Source extract:
::::::

Exploring the Myths of Minoan Bull Leaping

Fletcher, History 111B Minoan Bull Leaping Throughout Ancient History, many different animals are glorified and made “sacred” by cultures, often for religious reasons. We see everything from the ritual burials of cats in Ancient Egypt to the worship of Ganesha, the Elephant goddess of wisdom in Hindu traditions. The Bull is one of these historically revered animals, its use as a sacred symbol seen as far back as the Stone Age. Because it is such a common and useful animal, it was seen again and again in everything from astrology to folklore. Eventually, historical texts show reverence of the Bull reaching into Minoa.

::::::

Exercises to complete:
1. In the essay on Minoan bull leaping, how far back is the Bull's use as a sacred symbol said to go?
2. Continue the essay on Minoan bull leaping from its last sentence.

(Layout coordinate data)
::::::

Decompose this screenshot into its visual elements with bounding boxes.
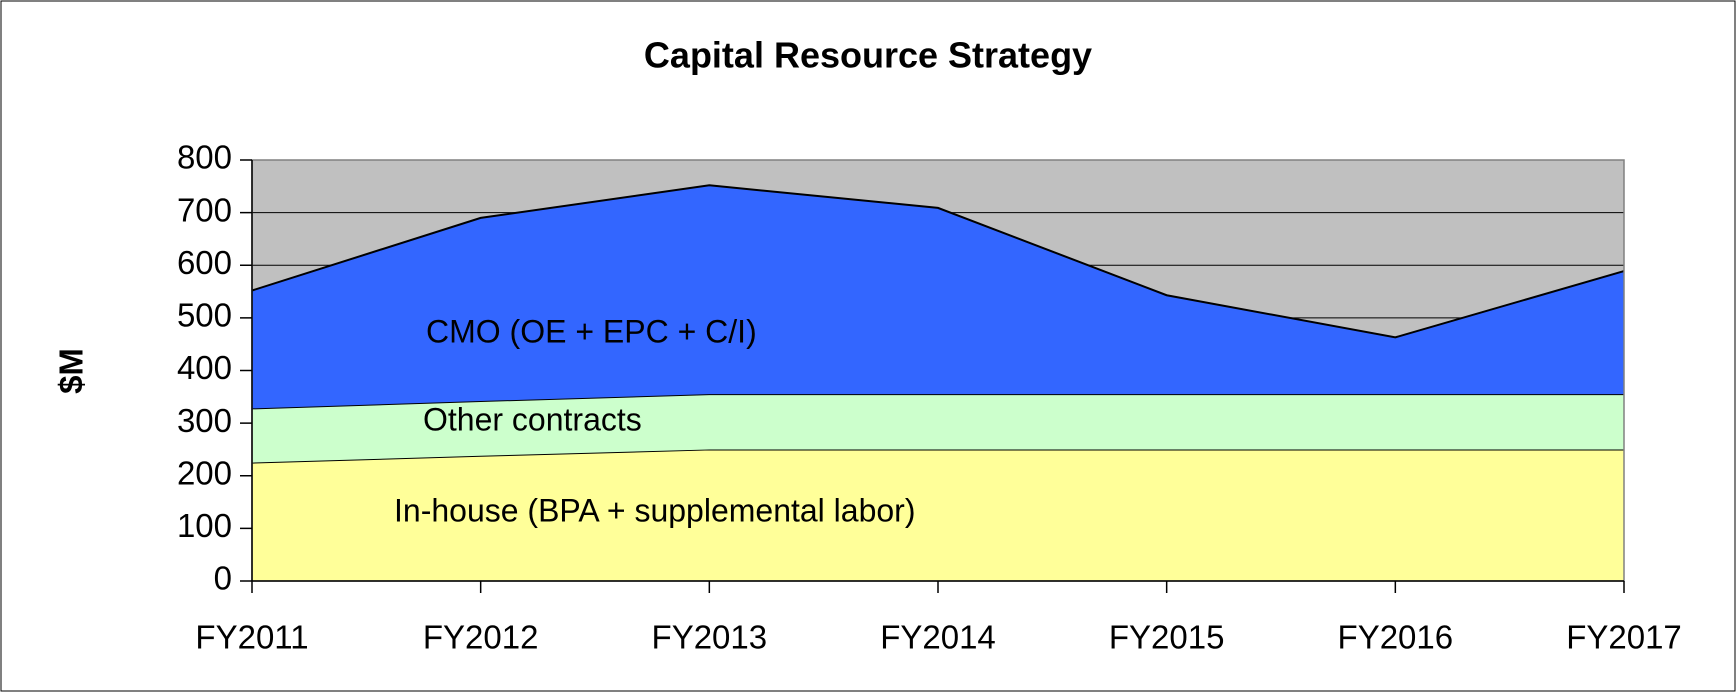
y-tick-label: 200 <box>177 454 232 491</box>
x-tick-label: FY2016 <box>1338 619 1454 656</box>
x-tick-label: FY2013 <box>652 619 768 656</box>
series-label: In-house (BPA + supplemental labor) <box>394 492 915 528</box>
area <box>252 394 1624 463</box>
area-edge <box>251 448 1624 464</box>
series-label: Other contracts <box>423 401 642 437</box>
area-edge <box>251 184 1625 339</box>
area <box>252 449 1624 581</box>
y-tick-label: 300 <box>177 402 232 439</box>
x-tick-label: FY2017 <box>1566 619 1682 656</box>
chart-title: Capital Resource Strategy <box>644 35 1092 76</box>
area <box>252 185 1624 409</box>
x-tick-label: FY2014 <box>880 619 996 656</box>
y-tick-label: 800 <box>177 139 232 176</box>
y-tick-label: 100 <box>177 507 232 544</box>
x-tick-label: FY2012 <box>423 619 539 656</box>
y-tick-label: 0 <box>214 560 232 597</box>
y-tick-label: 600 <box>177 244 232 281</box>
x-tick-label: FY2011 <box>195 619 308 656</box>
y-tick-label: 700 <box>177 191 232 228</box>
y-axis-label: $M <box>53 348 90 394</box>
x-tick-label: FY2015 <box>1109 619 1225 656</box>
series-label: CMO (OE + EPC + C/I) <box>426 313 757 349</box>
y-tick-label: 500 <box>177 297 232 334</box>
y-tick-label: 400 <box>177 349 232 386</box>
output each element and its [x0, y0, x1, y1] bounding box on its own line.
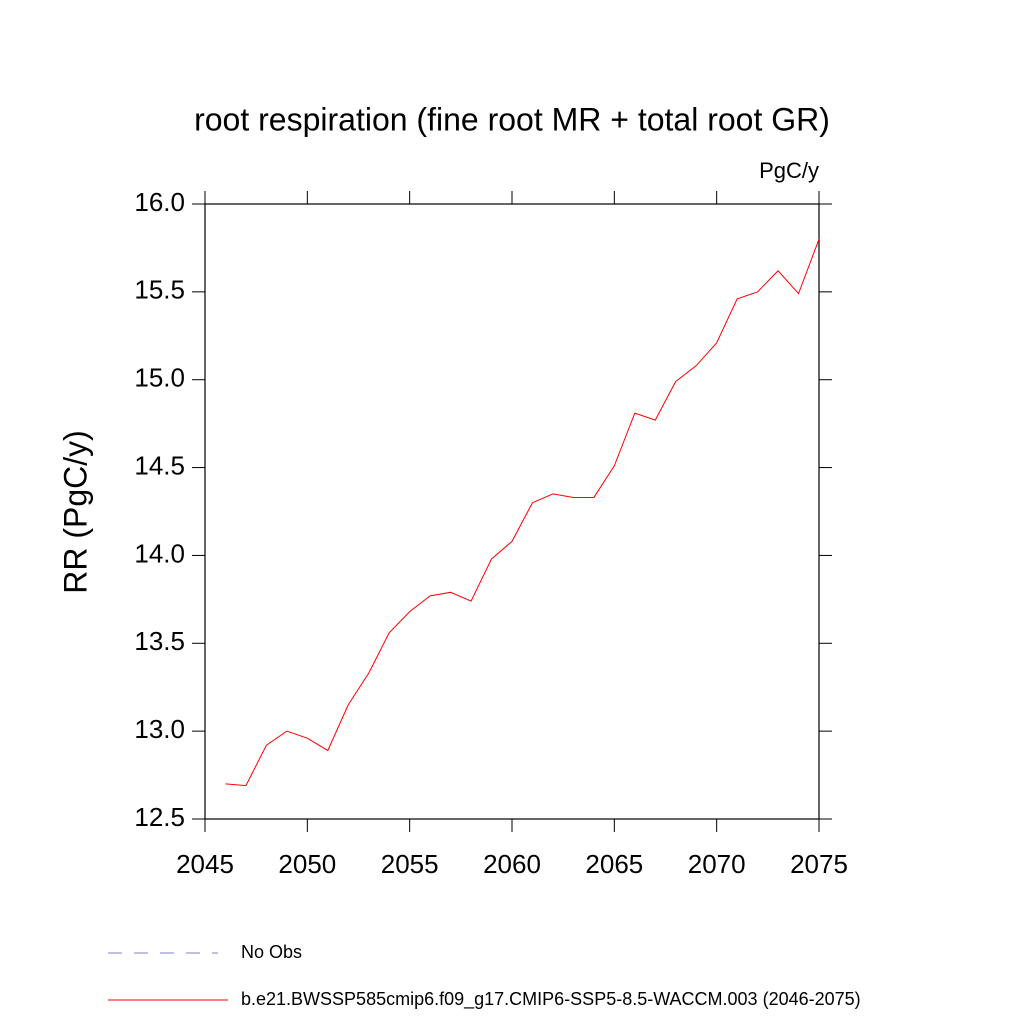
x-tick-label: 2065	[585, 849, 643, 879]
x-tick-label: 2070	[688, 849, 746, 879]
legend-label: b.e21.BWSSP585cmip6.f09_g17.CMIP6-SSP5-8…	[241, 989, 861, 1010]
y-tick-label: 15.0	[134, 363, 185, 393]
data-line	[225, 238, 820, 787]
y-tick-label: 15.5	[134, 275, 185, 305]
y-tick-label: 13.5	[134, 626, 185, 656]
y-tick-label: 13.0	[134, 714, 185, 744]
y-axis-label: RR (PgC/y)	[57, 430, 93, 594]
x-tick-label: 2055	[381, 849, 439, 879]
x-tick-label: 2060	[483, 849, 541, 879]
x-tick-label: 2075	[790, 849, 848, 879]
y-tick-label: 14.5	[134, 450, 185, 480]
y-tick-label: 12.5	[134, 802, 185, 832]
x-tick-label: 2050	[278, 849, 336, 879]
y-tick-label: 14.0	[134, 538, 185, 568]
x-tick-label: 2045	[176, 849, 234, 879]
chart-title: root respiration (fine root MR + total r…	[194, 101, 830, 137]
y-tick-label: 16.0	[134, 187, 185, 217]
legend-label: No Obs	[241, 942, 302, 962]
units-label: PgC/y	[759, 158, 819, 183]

::::::

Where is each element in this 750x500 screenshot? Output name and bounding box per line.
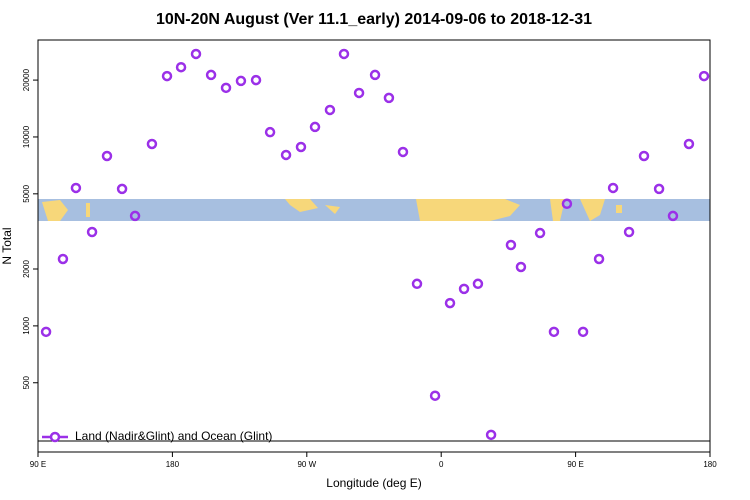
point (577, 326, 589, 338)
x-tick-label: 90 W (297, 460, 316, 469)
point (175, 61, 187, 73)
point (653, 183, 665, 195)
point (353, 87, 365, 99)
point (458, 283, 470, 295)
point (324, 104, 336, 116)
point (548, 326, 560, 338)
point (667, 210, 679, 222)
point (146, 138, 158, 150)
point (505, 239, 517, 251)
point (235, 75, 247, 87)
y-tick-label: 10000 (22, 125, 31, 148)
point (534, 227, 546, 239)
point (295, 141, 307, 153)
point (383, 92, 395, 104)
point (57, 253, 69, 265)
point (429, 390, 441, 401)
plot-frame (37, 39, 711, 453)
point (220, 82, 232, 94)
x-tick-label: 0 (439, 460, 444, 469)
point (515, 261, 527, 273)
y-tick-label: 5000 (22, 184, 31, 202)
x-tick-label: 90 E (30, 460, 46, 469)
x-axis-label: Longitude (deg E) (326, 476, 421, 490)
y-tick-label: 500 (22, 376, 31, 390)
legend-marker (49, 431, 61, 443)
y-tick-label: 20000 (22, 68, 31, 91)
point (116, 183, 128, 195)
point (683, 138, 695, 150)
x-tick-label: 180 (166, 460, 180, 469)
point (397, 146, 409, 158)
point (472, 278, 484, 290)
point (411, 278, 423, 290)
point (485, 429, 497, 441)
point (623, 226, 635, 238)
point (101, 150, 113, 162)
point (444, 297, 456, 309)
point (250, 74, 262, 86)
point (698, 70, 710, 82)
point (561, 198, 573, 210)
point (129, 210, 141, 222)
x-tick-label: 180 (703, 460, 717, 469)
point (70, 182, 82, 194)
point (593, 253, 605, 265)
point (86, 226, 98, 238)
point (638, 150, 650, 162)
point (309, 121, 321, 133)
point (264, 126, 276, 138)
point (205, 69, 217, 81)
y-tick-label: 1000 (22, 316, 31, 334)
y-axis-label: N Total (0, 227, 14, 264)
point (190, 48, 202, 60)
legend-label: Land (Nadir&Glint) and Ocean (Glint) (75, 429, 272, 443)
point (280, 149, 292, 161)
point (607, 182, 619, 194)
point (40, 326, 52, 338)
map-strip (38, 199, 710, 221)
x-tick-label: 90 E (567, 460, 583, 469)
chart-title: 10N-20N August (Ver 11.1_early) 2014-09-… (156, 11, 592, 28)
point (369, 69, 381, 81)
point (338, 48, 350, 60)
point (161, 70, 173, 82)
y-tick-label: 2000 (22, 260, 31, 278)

::::::

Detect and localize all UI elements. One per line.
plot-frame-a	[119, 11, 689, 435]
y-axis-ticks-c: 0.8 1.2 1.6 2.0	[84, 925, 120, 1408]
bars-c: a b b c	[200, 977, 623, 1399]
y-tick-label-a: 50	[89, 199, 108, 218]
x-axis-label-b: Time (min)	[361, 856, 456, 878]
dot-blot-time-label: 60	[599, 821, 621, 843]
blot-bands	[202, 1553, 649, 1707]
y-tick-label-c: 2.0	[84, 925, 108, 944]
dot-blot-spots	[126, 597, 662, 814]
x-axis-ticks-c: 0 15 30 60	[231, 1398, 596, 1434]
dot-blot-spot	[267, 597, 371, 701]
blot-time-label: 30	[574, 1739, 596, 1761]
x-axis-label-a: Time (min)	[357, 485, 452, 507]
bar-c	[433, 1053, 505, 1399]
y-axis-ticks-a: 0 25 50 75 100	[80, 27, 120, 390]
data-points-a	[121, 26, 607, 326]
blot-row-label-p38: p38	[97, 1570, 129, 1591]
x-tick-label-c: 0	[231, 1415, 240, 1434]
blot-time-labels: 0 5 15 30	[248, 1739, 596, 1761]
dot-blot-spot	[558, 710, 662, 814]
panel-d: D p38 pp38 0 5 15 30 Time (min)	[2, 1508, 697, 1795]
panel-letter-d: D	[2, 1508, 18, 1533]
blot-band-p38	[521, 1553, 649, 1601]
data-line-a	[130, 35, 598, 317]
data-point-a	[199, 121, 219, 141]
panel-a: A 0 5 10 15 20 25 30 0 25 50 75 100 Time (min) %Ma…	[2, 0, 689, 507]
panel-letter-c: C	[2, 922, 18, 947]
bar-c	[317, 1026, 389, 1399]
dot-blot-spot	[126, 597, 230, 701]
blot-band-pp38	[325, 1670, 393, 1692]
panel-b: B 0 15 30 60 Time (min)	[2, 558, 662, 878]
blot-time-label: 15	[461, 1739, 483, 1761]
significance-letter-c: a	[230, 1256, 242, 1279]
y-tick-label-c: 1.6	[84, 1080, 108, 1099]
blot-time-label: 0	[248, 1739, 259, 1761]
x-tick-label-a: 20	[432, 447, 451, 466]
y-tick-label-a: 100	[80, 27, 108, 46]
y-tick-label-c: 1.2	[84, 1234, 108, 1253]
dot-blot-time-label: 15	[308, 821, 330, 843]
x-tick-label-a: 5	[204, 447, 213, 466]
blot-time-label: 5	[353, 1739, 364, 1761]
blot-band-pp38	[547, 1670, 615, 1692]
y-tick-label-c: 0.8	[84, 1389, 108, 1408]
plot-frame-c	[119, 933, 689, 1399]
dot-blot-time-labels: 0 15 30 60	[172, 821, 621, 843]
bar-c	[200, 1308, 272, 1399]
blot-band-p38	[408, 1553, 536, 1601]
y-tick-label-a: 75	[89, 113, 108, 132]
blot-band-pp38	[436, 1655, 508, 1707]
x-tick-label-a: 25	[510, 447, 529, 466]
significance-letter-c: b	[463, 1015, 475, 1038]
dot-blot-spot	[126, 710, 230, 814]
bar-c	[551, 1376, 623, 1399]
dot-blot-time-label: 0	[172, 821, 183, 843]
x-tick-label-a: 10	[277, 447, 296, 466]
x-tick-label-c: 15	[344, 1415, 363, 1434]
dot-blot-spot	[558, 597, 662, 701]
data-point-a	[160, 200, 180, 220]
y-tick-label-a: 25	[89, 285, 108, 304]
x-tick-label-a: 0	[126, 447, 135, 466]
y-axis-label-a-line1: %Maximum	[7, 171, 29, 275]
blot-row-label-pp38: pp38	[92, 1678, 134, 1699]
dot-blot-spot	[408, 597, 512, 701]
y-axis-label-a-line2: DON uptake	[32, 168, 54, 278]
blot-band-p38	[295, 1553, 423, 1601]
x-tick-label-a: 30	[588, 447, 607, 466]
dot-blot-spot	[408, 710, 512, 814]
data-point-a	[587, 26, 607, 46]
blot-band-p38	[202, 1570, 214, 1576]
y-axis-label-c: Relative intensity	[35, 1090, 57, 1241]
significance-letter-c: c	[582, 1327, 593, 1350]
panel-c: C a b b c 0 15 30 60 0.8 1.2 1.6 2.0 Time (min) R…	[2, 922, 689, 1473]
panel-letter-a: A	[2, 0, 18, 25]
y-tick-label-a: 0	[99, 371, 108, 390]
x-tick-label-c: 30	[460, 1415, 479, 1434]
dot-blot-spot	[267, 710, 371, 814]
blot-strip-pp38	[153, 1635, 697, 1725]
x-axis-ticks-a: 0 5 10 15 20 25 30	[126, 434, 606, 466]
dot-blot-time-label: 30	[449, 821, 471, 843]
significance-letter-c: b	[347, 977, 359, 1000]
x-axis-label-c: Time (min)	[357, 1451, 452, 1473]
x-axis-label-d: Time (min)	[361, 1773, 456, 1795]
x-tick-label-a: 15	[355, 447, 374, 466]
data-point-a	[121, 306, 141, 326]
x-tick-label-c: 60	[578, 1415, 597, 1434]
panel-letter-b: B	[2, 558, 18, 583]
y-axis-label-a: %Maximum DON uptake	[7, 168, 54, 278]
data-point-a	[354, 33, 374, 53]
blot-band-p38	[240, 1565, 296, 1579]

::::::

Written responses:
1. As far back as the Stone Age.

2.
The Minoans were fascinated by the Bull, and created myths, symbols and religious ritual to give the Bull praise. One of the ways they did this was through “Bull Leaping”, a ritual in which an individual would stand head to head against a charging bull and proceed to vault over the animal using its own strength against it (Figure 1). Many researchers have attempted to decipher what the ritual meant in context, but ultimately the rituals cultural significance has been lost to the ages. Assumptions have had to been made, and ultimately what is presented might be closer to hypothesized fantasies.
To begin with, it is important to know why the Minoans became interested with the Bull in the first place. At the time, the Bull had been a sacred symbol for some 2300 years, and there are several possible explanations why the Bull continued to be so revered. One theory developed after examining the ancient mythologies and histories presented by Diodorus. Diodorus hypothesized that some animal worship, including that of the Bull was a result of religious myth in which the gods, being threatened by giants, disguised themselves as animals.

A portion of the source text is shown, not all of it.